───── Given records
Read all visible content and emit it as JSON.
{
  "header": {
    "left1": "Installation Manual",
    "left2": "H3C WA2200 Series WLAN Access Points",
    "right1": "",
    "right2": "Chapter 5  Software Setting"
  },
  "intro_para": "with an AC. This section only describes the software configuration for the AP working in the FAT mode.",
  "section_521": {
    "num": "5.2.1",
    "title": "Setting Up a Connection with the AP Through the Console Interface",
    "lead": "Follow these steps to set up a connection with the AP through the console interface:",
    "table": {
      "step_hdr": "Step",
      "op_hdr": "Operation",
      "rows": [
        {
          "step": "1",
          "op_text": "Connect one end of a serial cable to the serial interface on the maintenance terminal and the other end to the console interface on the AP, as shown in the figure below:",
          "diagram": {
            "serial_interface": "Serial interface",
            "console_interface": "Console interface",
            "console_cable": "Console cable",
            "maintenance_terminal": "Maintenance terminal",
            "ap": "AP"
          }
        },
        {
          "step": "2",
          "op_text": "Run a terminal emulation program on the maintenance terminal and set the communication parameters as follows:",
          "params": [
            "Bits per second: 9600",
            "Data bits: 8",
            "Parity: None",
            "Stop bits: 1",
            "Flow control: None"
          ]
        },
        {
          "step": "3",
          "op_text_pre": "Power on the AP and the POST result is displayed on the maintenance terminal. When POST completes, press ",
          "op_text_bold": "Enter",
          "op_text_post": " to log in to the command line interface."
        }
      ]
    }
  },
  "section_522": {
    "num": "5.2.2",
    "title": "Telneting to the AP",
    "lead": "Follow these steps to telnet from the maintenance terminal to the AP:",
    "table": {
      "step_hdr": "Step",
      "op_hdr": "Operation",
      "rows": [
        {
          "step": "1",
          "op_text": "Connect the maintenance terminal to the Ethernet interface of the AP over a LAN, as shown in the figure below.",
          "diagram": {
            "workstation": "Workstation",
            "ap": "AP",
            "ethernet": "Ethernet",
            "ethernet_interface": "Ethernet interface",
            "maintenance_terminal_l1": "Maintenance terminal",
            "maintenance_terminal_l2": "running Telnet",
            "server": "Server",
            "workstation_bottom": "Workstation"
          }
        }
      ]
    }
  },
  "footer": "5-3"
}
──────────
» What is required: Copy out the full set of records precisely, leaving nothing out.

» Reply:
Read all visible content and emit it as JSON.
{
  "header": {
    "left1": "Installation Manual",
    "left2": "H3C WA2200 Series WLAN Access Points",
    "right1": "",
    "right2": "Chapter 5  Software Setting"
  },
  "intro_para": "with an AC. This section only describes the software configuration for the AP working in the FAT mode.",
  "section_521": {
    "num": "5.2.1",
    "title": "Setting Up a Connection with the AP Through the Console Interface",
    "lead": "Follow these steps to set up a connection with the AP through the console interface:",
    "table": {
      "step_hdr": "Step",
      "op_hdr": "Operation",
      "rows": [
        {
          "step": "1",
          "op_text": "Connect one end of a serial cable to the serial interface on the maintenance terminal and the other end to the console interface on the AP, as shown in the figure below:",
          "diagram": {
            "serial_interface": "Serial interface",
            "console_interface": "Console interface",
            "console_cable": "Console cable",
            "maintenance_terminal": "Maintenance terminal",
            "ap": "AP"
          }
        },
        {
          "step": "2",
          "op_text": "Run a terminal emulation program on the maintenance terminal and set the communication parameters as follows:",
          "params": [
            "Bits per second: 9600",
            "Data bits: 8",
            "Parity: None",
            "Stop bits: 1",
            "Flow control: None"
          ]
        },
        {
          "step": "3",
          "op_text_pre": "Power on the AP and the POST result is displayed on the maintenance terminal. When POST completes, press ",
          "op_text_bold": "Enter",
          "op_text_post": " to log in to the command line interface."
        }
      ]
    }
  },
  "section_522": {
    "num": "5.2.2",
    "title": "Telneting to the AP",
    "lead": "Follow these steps to telnet from the maintenance terminal to the AP:",
    "table": {
      "step_hdr": "Step",
      "op_hdr": "Operation",
      "rows": [
        {
          "step": "1",
          "op_text": "Connect the maintenance terminal to the Ethernet interface of the AP over a LAN, as shown in the figure below.",
          "diagram": {
            "workstation": "Workstation",
            "ap": "AP",
            "ethernet": "Ethernet",
            "ethernet_interface": "Ethernet interface",
            "maintenance_terminal_l1": "Maintenance terminal",
            "maintenance_terminal_l2": "running Telnet",
            "server": "Server",
            "workstation_bottom": "Workstation"
          }
        }
      ]
    }
  },
  "footer": "5-3"
}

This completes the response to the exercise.